In the entries below, find the lines that contain the word "color" and copy them.

— Start of Records for this exercise —

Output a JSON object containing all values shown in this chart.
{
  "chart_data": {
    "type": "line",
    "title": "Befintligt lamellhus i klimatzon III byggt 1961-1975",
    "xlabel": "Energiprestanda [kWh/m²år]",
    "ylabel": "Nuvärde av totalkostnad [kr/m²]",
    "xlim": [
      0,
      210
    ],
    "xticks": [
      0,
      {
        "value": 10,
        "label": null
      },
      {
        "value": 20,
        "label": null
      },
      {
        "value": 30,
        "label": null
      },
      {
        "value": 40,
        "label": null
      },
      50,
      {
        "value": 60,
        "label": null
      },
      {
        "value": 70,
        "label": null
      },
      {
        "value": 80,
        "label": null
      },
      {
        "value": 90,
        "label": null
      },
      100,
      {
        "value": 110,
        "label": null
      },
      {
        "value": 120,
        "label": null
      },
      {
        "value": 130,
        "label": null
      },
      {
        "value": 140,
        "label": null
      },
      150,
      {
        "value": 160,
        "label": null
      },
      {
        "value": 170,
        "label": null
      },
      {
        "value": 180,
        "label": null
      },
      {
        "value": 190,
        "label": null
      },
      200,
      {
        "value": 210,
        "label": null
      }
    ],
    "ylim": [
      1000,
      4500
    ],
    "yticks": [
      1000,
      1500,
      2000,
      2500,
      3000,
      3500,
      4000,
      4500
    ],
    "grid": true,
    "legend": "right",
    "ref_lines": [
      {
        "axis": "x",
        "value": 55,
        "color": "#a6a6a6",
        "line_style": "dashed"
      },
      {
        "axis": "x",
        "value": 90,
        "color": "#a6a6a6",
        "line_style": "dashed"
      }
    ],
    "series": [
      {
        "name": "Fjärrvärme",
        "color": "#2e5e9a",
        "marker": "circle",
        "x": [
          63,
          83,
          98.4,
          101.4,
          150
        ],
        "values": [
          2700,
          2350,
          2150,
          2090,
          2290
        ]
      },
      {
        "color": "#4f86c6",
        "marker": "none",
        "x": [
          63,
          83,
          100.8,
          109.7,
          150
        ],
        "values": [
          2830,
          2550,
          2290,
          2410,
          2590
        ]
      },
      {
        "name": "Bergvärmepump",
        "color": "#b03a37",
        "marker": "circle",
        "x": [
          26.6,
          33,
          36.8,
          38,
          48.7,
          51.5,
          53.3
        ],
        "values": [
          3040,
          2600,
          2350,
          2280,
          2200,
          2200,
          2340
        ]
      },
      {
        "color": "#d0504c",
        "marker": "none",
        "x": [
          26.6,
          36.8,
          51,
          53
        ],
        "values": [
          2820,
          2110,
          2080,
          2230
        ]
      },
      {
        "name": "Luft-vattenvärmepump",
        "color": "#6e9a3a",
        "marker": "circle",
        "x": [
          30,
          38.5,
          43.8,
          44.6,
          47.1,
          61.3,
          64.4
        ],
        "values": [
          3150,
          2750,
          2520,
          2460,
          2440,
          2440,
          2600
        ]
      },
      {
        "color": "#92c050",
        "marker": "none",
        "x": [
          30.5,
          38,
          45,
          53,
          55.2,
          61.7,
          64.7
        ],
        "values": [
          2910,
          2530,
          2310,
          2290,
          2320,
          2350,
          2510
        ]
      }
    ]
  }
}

— End of Records for this exercise —

> [Solution below]
        "color": "#a6a6a6",
        "color": "#a6a6a6",
        "color": "#2e5e9a",
        "color": "#4f86c6",
        "color": "#b03a37",
        "color": "#d0504c",
        "color": "#6e9a3a",
        "color": "#92c050",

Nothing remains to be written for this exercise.